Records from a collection
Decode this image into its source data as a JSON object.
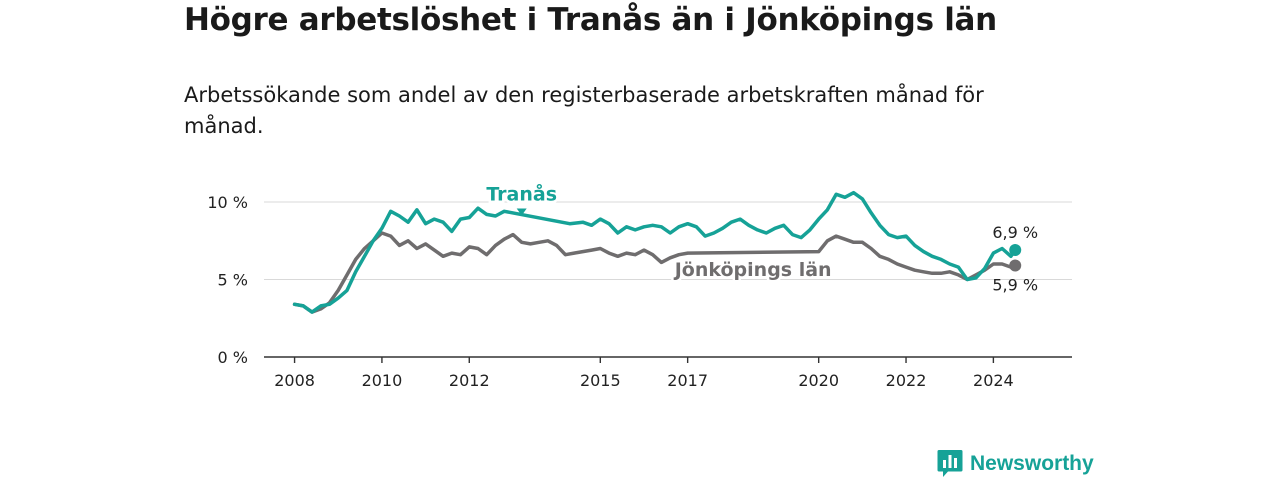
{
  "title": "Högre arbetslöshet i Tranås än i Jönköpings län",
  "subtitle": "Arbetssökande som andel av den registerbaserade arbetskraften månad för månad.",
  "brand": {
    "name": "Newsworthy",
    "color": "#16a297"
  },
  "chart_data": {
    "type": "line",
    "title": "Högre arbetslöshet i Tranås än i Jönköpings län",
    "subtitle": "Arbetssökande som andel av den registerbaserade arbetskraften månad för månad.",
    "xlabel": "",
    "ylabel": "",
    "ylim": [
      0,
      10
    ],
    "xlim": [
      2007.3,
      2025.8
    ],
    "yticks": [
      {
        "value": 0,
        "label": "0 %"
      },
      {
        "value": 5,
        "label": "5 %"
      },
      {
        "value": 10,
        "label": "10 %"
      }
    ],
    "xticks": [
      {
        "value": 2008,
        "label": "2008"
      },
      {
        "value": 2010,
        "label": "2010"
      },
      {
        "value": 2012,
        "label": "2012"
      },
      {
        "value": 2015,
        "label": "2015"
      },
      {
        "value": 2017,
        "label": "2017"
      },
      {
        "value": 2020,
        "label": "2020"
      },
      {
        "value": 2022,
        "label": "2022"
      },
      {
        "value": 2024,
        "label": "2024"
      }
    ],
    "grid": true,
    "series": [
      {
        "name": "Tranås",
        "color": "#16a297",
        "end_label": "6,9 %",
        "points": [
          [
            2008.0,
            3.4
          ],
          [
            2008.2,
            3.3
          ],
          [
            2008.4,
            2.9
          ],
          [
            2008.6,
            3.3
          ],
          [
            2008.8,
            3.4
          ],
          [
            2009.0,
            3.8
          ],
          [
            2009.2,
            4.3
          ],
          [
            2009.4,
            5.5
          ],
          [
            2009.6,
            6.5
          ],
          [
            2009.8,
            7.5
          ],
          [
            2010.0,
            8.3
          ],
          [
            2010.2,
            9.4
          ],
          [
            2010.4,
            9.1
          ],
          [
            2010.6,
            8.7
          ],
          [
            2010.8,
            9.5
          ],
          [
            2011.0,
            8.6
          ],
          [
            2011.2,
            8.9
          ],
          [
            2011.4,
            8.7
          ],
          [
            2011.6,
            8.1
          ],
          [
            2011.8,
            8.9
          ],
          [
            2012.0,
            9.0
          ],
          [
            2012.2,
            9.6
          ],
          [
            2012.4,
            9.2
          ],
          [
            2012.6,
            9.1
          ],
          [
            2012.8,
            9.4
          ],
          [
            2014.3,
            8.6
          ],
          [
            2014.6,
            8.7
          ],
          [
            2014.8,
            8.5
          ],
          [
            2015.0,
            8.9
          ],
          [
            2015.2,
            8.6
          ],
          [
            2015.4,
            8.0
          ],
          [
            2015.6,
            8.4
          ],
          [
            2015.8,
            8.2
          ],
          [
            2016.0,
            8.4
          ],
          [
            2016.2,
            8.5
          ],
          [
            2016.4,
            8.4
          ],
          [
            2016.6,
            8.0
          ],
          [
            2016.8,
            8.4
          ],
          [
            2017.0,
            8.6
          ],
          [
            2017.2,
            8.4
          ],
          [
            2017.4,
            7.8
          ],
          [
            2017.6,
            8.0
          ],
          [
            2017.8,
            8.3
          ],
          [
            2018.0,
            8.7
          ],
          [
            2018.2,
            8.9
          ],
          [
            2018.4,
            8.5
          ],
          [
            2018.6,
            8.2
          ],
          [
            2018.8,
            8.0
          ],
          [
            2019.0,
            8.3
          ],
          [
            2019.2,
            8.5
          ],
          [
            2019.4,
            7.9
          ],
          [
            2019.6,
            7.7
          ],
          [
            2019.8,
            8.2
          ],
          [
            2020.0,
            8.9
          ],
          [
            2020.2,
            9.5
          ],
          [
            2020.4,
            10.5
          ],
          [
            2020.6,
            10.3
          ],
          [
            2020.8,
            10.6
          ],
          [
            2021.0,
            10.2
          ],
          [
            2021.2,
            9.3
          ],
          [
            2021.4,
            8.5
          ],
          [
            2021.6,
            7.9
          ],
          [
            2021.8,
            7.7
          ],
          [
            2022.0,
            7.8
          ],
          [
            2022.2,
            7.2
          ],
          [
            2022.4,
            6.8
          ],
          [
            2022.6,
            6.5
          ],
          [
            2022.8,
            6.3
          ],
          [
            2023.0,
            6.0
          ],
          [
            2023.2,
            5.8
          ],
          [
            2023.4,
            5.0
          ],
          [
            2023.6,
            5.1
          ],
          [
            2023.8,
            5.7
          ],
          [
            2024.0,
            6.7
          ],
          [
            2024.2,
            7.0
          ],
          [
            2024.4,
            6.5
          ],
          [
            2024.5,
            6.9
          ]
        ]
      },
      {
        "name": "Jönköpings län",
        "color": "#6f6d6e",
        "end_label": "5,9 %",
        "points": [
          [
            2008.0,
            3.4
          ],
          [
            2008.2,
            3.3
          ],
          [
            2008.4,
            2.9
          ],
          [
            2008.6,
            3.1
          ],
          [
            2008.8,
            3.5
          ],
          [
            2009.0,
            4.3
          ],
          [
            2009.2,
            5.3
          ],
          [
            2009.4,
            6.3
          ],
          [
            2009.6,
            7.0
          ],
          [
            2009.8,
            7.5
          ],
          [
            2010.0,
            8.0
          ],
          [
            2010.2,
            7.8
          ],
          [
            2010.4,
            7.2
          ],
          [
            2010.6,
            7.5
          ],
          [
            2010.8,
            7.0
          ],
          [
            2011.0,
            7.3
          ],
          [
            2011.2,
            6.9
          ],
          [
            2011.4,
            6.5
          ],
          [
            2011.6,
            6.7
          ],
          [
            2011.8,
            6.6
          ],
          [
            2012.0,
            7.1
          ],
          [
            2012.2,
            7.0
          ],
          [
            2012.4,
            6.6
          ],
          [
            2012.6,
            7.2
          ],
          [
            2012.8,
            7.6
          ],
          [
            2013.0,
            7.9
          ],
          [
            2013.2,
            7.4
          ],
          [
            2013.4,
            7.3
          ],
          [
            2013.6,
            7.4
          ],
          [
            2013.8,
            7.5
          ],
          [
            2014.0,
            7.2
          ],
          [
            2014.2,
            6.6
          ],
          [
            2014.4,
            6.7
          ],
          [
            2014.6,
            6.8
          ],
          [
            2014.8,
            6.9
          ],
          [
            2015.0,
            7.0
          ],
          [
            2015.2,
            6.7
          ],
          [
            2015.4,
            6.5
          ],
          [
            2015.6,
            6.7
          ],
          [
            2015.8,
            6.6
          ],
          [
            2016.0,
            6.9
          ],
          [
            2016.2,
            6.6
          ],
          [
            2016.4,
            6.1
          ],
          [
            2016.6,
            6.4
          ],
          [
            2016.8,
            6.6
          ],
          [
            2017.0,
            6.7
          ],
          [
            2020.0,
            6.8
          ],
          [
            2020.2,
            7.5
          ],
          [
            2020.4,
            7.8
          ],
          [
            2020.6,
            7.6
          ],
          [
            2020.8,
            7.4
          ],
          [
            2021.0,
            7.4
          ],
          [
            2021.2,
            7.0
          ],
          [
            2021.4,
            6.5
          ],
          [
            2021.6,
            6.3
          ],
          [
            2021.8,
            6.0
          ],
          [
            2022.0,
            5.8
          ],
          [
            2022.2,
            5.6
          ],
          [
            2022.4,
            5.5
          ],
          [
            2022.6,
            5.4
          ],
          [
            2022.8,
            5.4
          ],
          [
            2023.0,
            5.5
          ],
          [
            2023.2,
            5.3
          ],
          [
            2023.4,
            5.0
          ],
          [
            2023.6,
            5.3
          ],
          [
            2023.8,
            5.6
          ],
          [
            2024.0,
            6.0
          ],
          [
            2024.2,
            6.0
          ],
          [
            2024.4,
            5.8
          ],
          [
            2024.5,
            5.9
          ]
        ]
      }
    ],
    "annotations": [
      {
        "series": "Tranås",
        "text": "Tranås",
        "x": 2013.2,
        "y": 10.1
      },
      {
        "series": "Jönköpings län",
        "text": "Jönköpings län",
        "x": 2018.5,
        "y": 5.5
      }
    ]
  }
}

What you should do –
For each line in the data above that contains the string "Högre", extract the line.

Written answer –
  "title": "Högre arbetslöshet i Tranås än i Jönköpings län",
    "title": "Högre arbetslöshet i Tranås än i Jönköpings län",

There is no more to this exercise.